━━━━━ Data to use ━━━━━

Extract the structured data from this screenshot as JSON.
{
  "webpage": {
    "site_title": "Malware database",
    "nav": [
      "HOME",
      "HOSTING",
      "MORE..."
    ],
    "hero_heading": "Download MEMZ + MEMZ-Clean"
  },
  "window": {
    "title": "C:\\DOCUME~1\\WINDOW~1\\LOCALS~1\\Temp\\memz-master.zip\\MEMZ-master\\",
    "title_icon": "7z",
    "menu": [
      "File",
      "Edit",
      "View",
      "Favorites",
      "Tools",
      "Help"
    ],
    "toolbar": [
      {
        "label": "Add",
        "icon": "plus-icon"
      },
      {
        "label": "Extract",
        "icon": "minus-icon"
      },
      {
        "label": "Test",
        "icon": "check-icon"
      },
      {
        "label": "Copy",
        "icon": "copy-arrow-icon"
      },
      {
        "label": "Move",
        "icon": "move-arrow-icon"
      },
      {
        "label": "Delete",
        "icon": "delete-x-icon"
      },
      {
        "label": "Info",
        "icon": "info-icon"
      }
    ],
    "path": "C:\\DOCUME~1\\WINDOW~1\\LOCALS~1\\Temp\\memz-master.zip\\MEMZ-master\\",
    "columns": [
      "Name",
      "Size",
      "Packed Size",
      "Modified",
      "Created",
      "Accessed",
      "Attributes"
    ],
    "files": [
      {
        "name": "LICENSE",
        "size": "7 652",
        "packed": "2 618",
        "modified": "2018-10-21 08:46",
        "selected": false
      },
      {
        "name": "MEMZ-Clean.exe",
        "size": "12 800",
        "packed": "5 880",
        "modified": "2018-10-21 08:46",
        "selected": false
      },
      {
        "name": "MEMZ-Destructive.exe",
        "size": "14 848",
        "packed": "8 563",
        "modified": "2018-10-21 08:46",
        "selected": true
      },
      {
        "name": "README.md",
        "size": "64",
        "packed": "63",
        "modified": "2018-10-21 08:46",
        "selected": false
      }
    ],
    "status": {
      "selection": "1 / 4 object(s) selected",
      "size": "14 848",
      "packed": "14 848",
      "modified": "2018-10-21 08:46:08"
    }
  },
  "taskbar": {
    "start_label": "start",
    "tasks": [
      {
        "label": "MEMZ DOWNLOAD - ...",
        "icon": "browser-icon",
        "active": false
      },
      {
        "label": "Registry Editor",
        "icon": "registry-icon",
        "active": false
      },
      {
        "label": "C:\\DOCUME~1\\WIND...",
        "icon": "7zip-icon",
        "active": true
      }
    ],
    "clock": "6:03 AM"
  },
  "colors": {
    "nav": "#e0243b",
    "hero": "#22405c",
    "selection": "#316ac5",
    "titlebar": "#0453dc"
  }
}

━━━━━

• [Direction]:
Write the material out exactly, with nothing left out.

• [The answer]:
Extract the structured data from this screenshot as JSON.
{
  "webpage": {
    "site_title": "Malware database",
    "nav": [
      "HOME",
      "HOSTING",
      "MORE..."
    ],
    "hero_heading": "Download MEMZ + MEMZ-Clean"
  },
  "window": {
    "title": "C:\\DOCUME~1\\WINDOW~1\\LOCALS~1\\Temp\\memz-master.zip\\MEMZ-master\\",
    "title_icon": "7z",
    "menu": [
      "File",
      "Edit",
      "View",
      "Favorites",
      "Tools",
      "Help"
    ],
    "toolbar": [
      {
        "label": "Add",
        "icon": "plus-icon"
      },
      {
        "label": "Extract",
        "icon": "minus-icon"
      },
      {
        "label": "Test",
        "icon": "check-icon"
      },
      {
        "label": "Copy",
        "icon": "copy-arrow-icon"
      },
      {
        "label": "Move",
        "icon": "move-arrow-icon"
      },
      {
        "label": "Delete",
        "icon": "delete-x-icon"
      },
      {
        "label": "Info",
        "icon": "info-icon"
      }
    ],
    "path": "C:\\DOCUME~1\\WINDOW~1\\LOCALS~1\\Temp\\memz-master.zip\\MEMZ-master\\",
    "columns": [
      "Name",
      "Size",
      "Packed Size",
      "Modified",
      "Created",
      "Accessed",
      "Attributes"
    ],
    "files": [
      {
        "name": "LICENSE",
        "size": "7 652",
        "packed": "2 618",
        "modified": "2018-10-21 08:46",
        "selected": false
      },
      {
        "name": "MEMZ-Clean.exe",
        "size": "12 800",
        "packed": "5 880",
        "modified": "2018-10-21 08:46",
        "selected": false
      },
      {
        "name": "MEMZ-Destructive.exe",
        "size": "14 848",
        "packed": "8 563",
        "modified": "2018-10-21 08:46",
        "selected": true
      },
      {
        "name": "README.md",
        "size": "64",
        "packed": "63",
        "modified": "2018-10-21 08:46",
        "selected": false
      }
    ],
    "status": {
      "selection": "1 / 4 object(s) selected",
      "size": "14 848",
      "packed": "14 848",
      "modified": "2018-10-21 08:46:08"
    }
  },
  "taskbar": {
    "start_label": "start",
    "tasks": [
      {
        "label": "MEMZ DOWNLOAD - ...",
        "icon": "browser-icon",
        "active": false
      },
      {
        "label": "Registry Editor",
        "icon": "registry-icon",
        "active": false
      },
      {
        "label": "C:\\DOCUME~1\\WIND...",
        "icon": "7zip-icon",
        "active": true
      }
    ],
    "clock": "6:03 AM"
  },
  "colors": {
    "nav": "#e0243b",
    "hero": "#22405c",
    "selection": "#316ac5",
    "titlebar": "#0453dc"
  }
}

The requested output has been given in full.